▶ Objective
Every line below that includes "Overdose" counts toward the total. Report that total alone.

▶ The input

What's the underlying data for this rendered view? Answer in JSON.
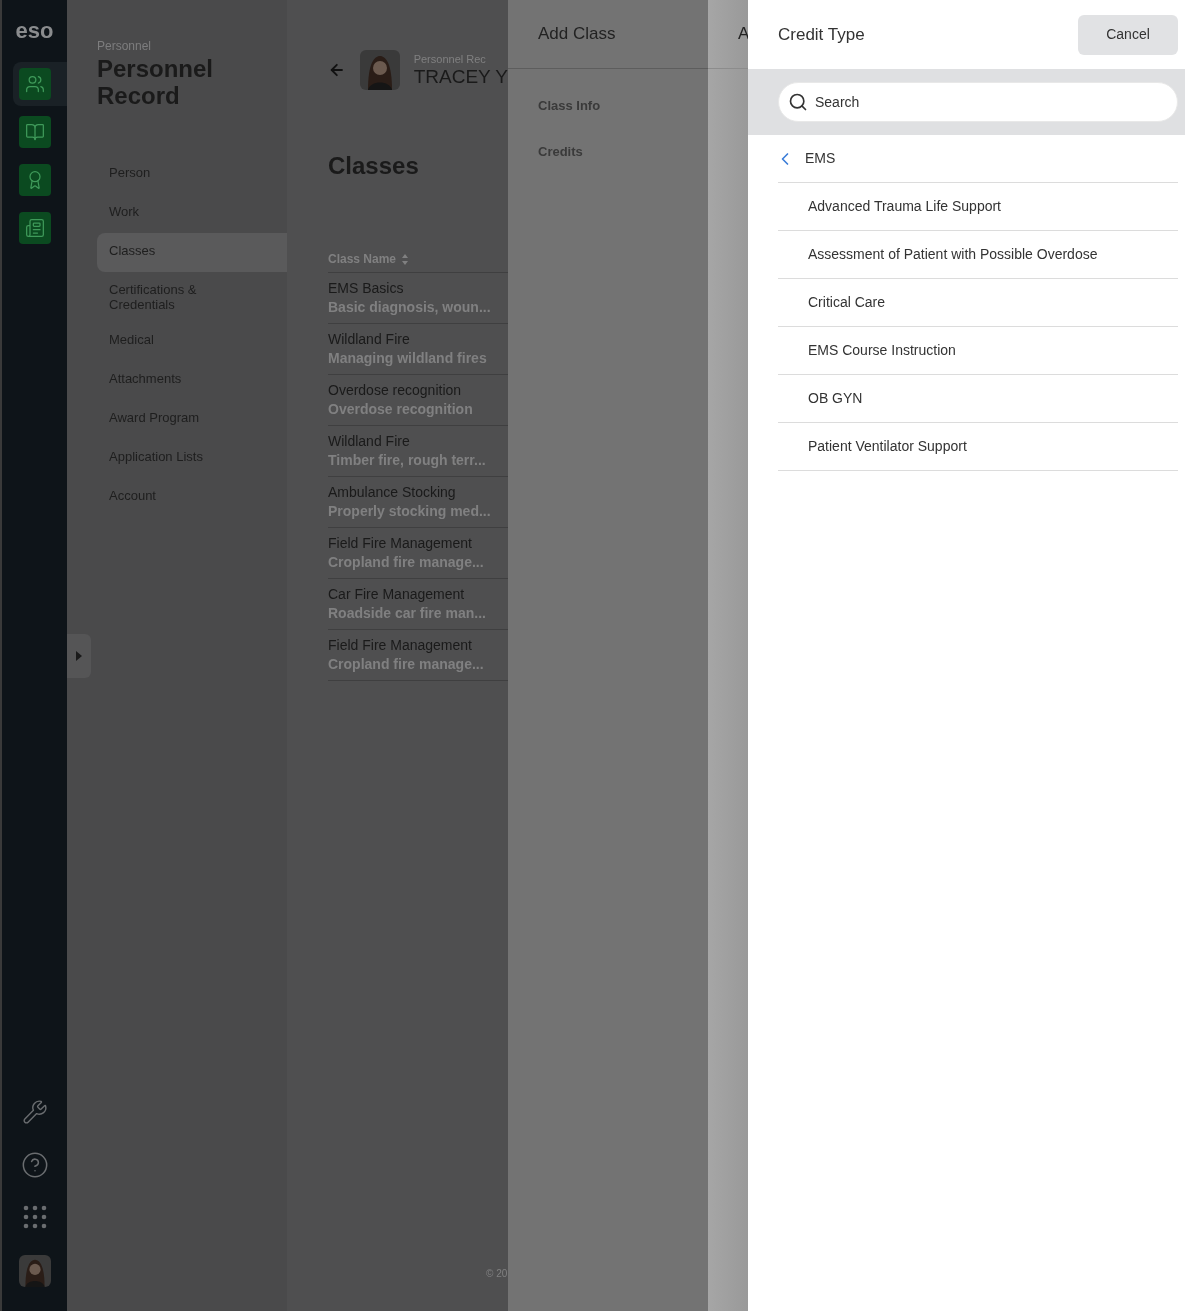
{
  "rail": {
    "logo": "eso",
    "apps": [
      {
        "selected": true
      },
      {
        "selected": false
      },
      {
        "selected": false
      },
      {
        "selected": false
      }
    ]
  },
  "nav": {
    "eyebrow": "Personnel",
    "title": "Personnel Record",
    "items": [
      {
        "label": "Person",
        "selected": false
      },
      {
        "label": "Work",
        "selected": false
      },
      {
        "label": "Classes",
        "selected": true
      },
      {
        "label": "Certifications & Credentials",
        "selected": false
      },
      {
        "label": "Medical",
        "selected": false
      },
      {
        "label": "Attachments",
        "selected": false
      },
      {
        "label": "Award Program",
        "selected": false
      },
      {
        "label": "Application Lists",
        "selected": false
      },
      {
        "label": "Account",
        "selected": false
      }
    ]
  },
  "record_header": {
    "eyebrow": "Personnel Rec",
    "name": "TRACEY Y"
  },
  "classes": {
    "title": "Classes",
    "column": "Class Name",
    "rows": [
      {
        "name": "EMS Basics",
        "description": "Basic diagnosis, woun..."
      },
      {
        "name": "Wildland Fire",
        "description": "Managing wildland fires"
      },
      {
        "name": "Overdose recognition",
        "description": "Overdose recognition"
      },
      {
        "name": "Wildland Fire",
        "description": "Timber fire, rough terr..."
      },
      {
        "name": "Ambulance Stocking",
        "description": "Properly stocking med..."
      },
      {
        "name": "Field Fire Management",
        "description": "Cropland fire manage..."
      },
      {
        "name": "Car Fire Management",
        "description": "Roadside car fire man..."
      },
      {
        "name": "Field Fire Management",
        "description": "Cropland fire manage..."
      }
    ]
  },
  "footer": "© 20",
  "add_class_panel": {
    "title": "Add Class",
    "sections": [
      "Class Info",
      "Credits"
    ]
  },
  "second_panel": {
    "title": "A"
  },
  "credit_type_panel": {
    "title": "Credit Type",
    "cancel": "Cancel",
    "search": {
      "placeholder": "Search"
    },
    "parent": "EMS",
    "items": [
      "Advanced Trauma Life Support",
      "Assessment of Patient with Possible Overdose",
      "Critical Care",
      "EMS Course Instruction",
      "OB GYN",
      "Patient Ventilator Support"
    ]
  }
}
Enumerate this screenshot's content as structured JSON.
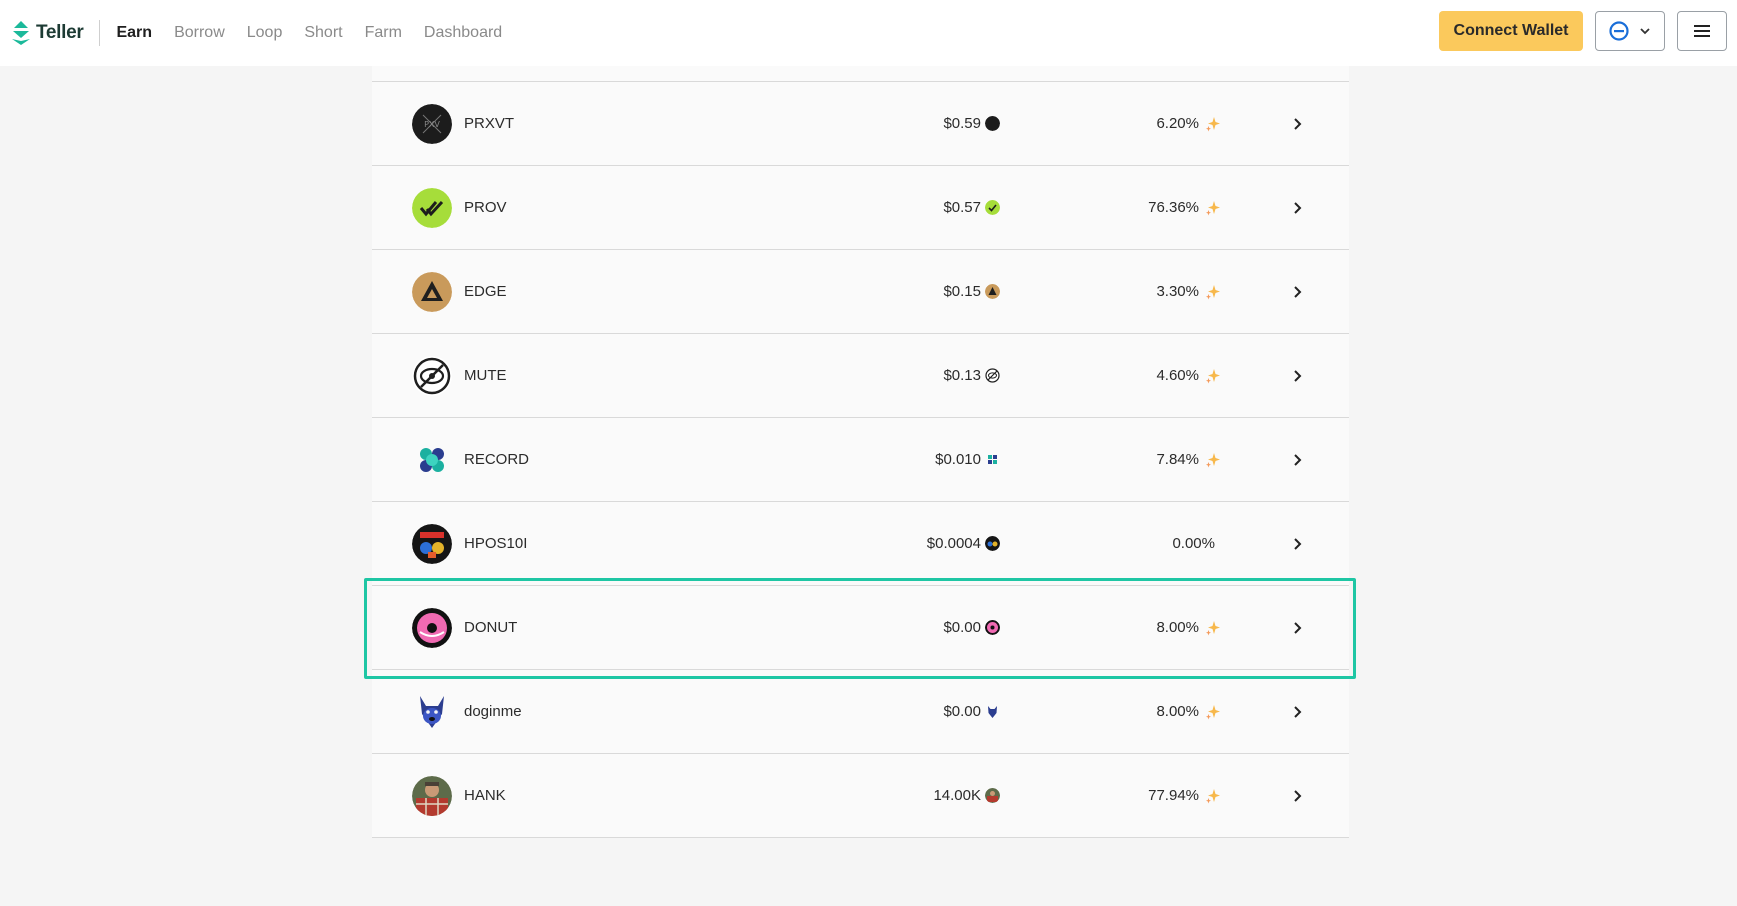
{
  "app": {
    "logo_text": "Teller"
  },
  "nav": {
    "items": [
      {
        "label": "Earn",
        "active": true
      },
      {
        "label": "Borrow",
        "active": false
      },
      {
        "label": "Loop",
        "active": false
      },
      {
        "label": "Short",
        "active": false
      },
      {
        "label": "Farm",
        "active": false
      },
      {
        "label": "Dashboard",
        "active": false
      }
    ]
  },
  "header": {
    "connect_label": "Connect Wallet",
    "network_icon": "network-circle-icon",
    "menu_icon": "hamburger-menu-icon"
  },
  "colors": {
    "accent_yellow": "#fbc95c",
    "highlight_teal": "#1ec6a4",
    "network_blue": "#1a6ed8"
  },
  "tokens": [
    {
      "name": "PRXVT",
      "price": "$0.59",
      "apy": "6.20%",
      "has_boost": true,
      "icon": "prxvt-icon"
    },
    {
      "name": "PROV",
      "price": "$0.57",
      "apy": "76.36%",
      "has_boost": true,
      "icon": "prov-icon"
    },
    {
      "name": "EDGE",
      "price": "$0.15",
      "apy": "3.30%",
      "has_boost": true,
      "icon": "edge-icon"
    },
    {
      "name": "MUTE",
      "price": "$0.13",
      "apy": "4.60%",
      "has_boost": true,
      "icon": "mute-icon"
    },
    {
      "name": "RECORD",
      "price": "$0.010",
      "apy": "7.84%",
      "has_boost": true,
      "icon": "record-icon"
    },
    {
      "name": "HPOS10I",
      "price": "$0.0004",
      "apy": "0.00%",
      "has_boost": false,
      "icon": "hpos10i-icon"
    },
    {
      "name": "DONUT",
      "price": "$0.00",
      "apy": "8.00%",
      "has_boost": true,
      "icon": "donut-icon",
      "highlighted": true
    },
    {
      "name": "doginme",
      "price": "$0.00",
      "apy": "8.00%",
      "has_boost": true,
      "icon": "doginme-icon"
    },
    {
      "name": "HANK",
      "price": "14.00K",
      "apy": "77.94%",
      "has_boost": true,
      "icon": "hank-icon"
    }
  ]
}
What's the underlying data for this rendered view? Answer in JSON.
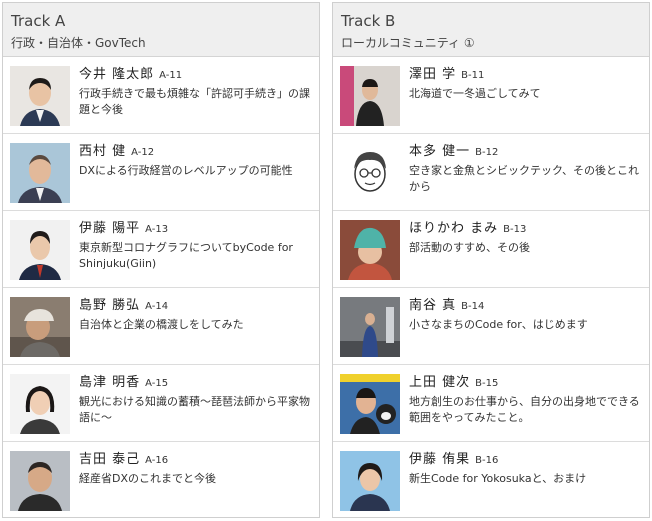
{
  "tracks": [
    {
      "title": "Track A",
      "subtitle": "行政・自治体・GovTech",
      "talks": [
        {
          "name": "今井 隆太郎",
          "code": "A-11",
          "title": "行政手続きで最も煩雑な「許認可手続き」の課題と今後"
        },
        {
          "name": "西村 健",
          "code": "A-12",
          "title": "DXによる行政経営のレベルアップの可能性"
        },
        {
          "name": "伊藤 陽平",
          "code": "A-13",
          "title": "東京新型コロナグラフについてbyCode for Shinjuku(Giin)"
        },
        {
          "name": "島野 勝弘",
          "code": "A-14",
          "title": "自治体と企業の橋渡しをしてみた"
        },
        {
          "name": "島津 明香",
          "code": "A-15",
          "title": "観光における知識の蓄積〜琵琶法師から平家物語に〜"
        },
        {
          "name": "吉田 泰己",
          "code": "A-16",
          "title": "経産省DXのこれまでと今後"
        }
      ]
    },
    {
      "title": "Track B",
      "subtitle": "ローカルコミュニティ ①",
      "talks": [
        {
          "name": "澤田 学",
          "code": "B-11",
          "title": "北海道で一冬過ごしてみて"
        },
        {
          "name": "本多 健一",
          "code": "B-12",
          "title": "空き家と金魚とシビックテック、その後とこれから"
        },
        {
          "name": "ほりかわ まみ",
          "code": "B-13",
          "title": "部活動のすすめ、その後"
        },
        {
          "name": "南谷 真",
          "code": "B-14",
          "title": "小さなまちのCode for、はじめます"
        },
        {
          "name": "上田 健次",
          "code": "B-15",
          "title": "地方創生のお仕事から、自分の出身地でできる範囲をやってみたこと。"
        },
        {
          "name": "伊藤 侑果",
          "code": "B-16",
          "title": "新生Code for Yokosukaと、おまけ"
        }
      ]
    }
  ]
}
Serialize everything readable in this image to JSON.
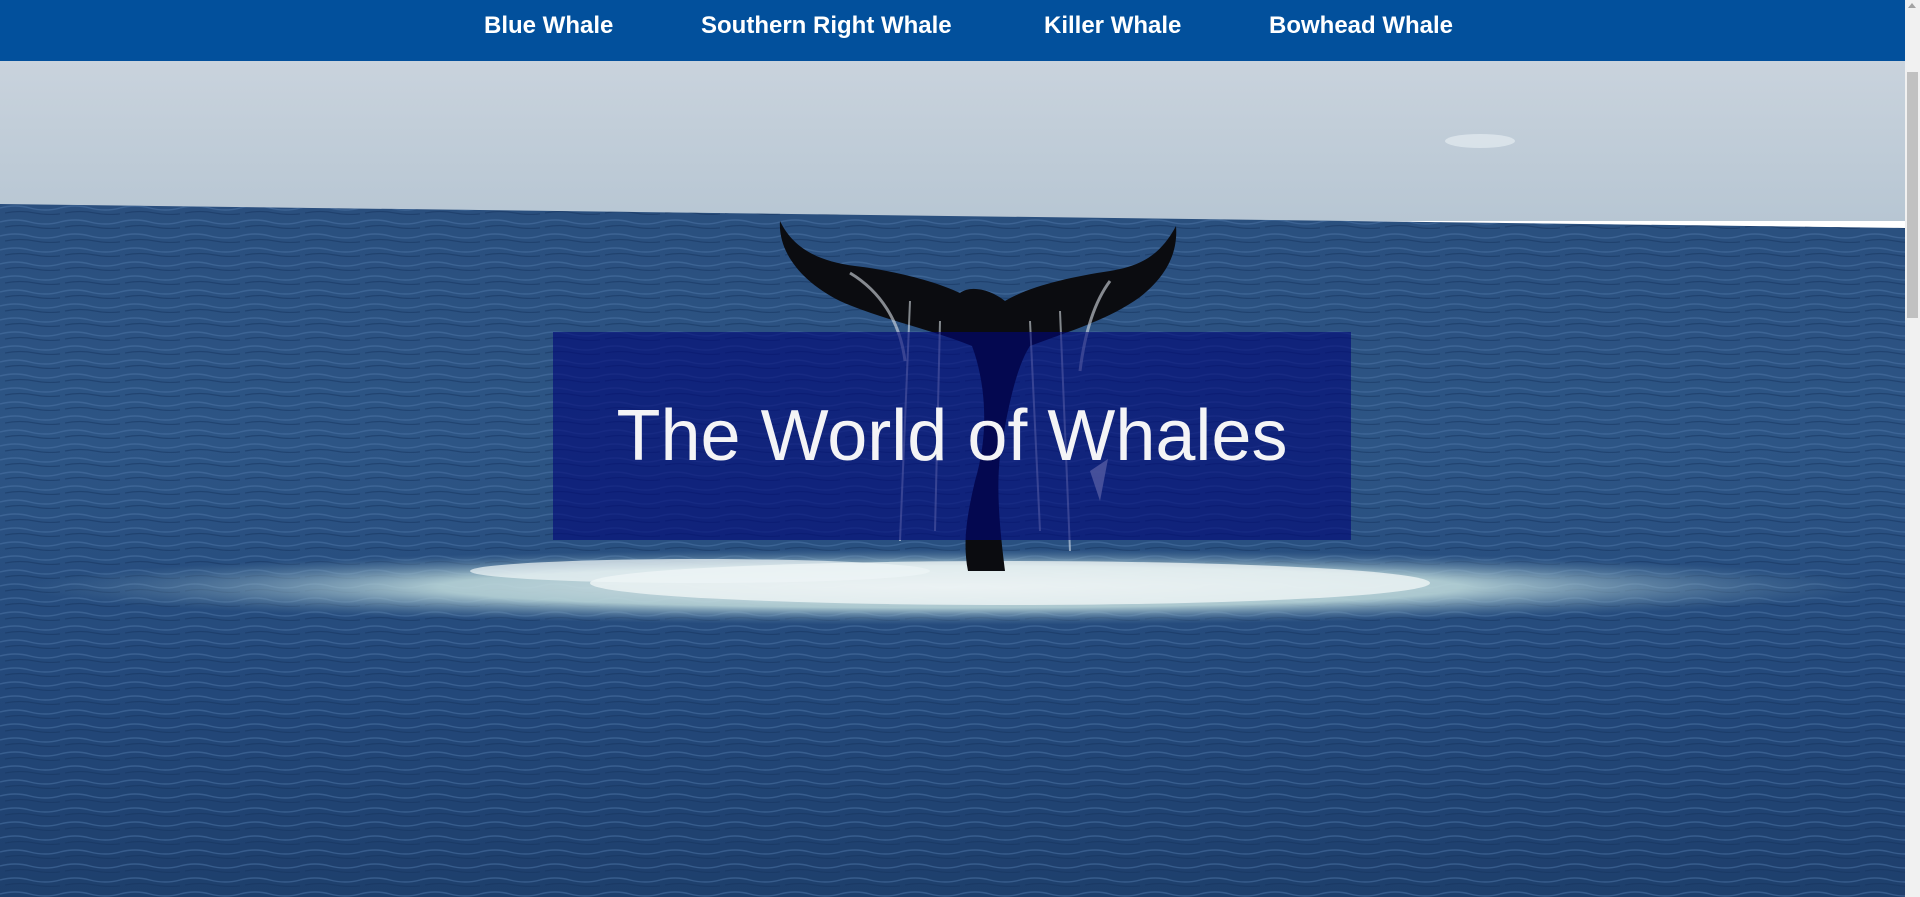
{
  "nav": {
    "items": [
      {
        "label": "Blue Whale"
      },
      {
        "label": "Southern Right Whale"
      },
      {
        "label": "Killer Whale"
      },
      {
        "label": "Bowhead Whale"
      }
    ],
    "background_color": "#02509c"
  },
  "hero": {
    "title": "The World of Whales",
    "image_subject": "humpback whale tail (fluke) above ocean surface",
    "overlay_color": "#00067a"
  }
}
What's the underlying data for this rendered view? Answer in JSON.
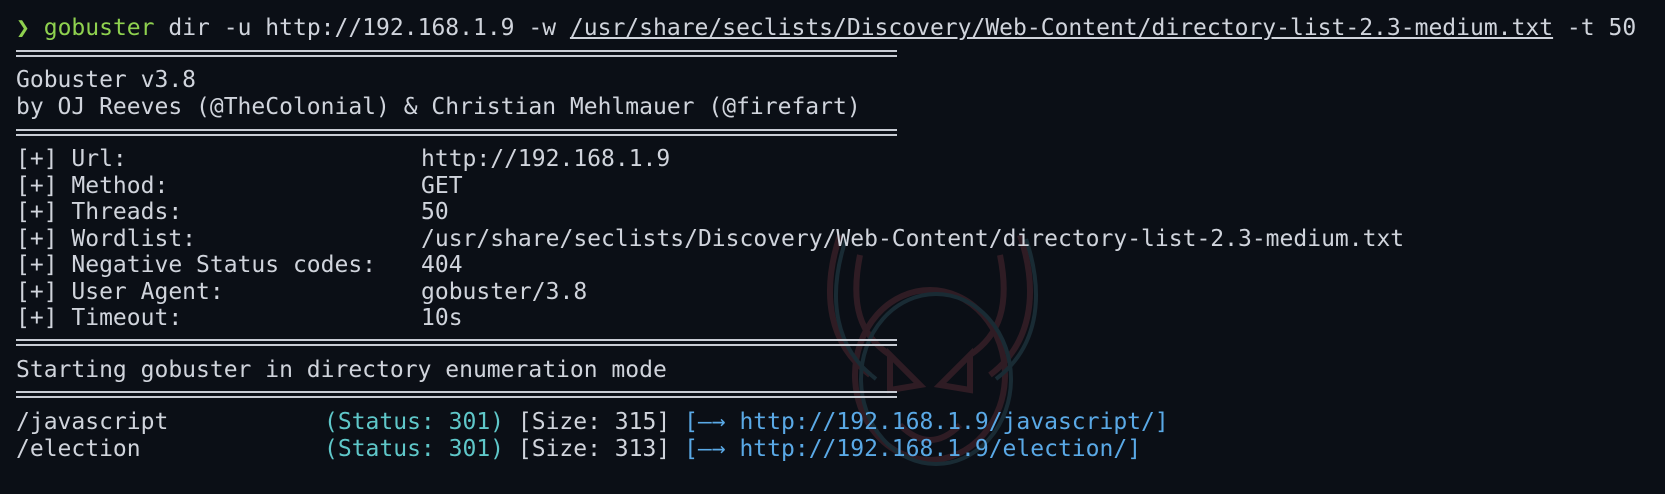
{
  "command": {
    "prompt_symbol": "❯",
    "program": "gobuster",
    "args_before": " dir -u http://192.168.1.9 -w ",
    "wordlist_path": "/usr/share/seclists/Discovery/Web-Content/directory-list-2.3-medium.txt",
    "args_after": " -t 50"
  },
  "banner": {
    "version_line": "Gobuster v3.8",
    "authors_line": "by OJ Reeves (@TheColonial) & Christian Mehlmauer (@firefart)"
  },
  "config": [
    {
      "label": "[+] Url:",
      "value": "http://192.168.1.9"
    },
    {
      "label": "[+] Method:",
      "value": "GET"
    },
    {
      "label": "[+] Threads:",
      "value": "50"
    },
    {
      "label": "[+] Wordlist:",
      "value": "/usr/share/seclists/Discovery/Web-Content/directory-list-2.3-medium.txt"
    },
    {
      "label": "[+] Negative Status codes:",
      "value": "404"
    },
    {
      "label": "[+] User Agent:",
      "value": "gobuster/3.8"
    },
    {
      "label": "[+] Timeout:",
      "value": "10s"
    }
  ],
  "start_message": "Starting gobuster in directory enumeration mode",
  "results": [
    {
      "path": "/javascript",
      "status": "(Status: 301)",
      "size": "[Size: 315]",
      "arrow_open": "[—→ ",
      "url": "http://192.168.1.9/javascript/",
      "arrow_close": "]"
    },
    {
      "path": "/election",
      "status": "(Status: 301)",
      "size": "[Size: 313]",
      "arrow_open": "[—→ ",
      "url": "http://192.168.1.9/election/",
      "arrow_close": "]"
    }
  ],
  "colors": {
    "background": "#0b0f16",
    "text": "#d0d4dc",
    "prompt_green": "#8fd14f",
    "status_cyan": "#5fc7c9",
    "link_blue": "#5aa9e6"
  }
}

▶ Output below
3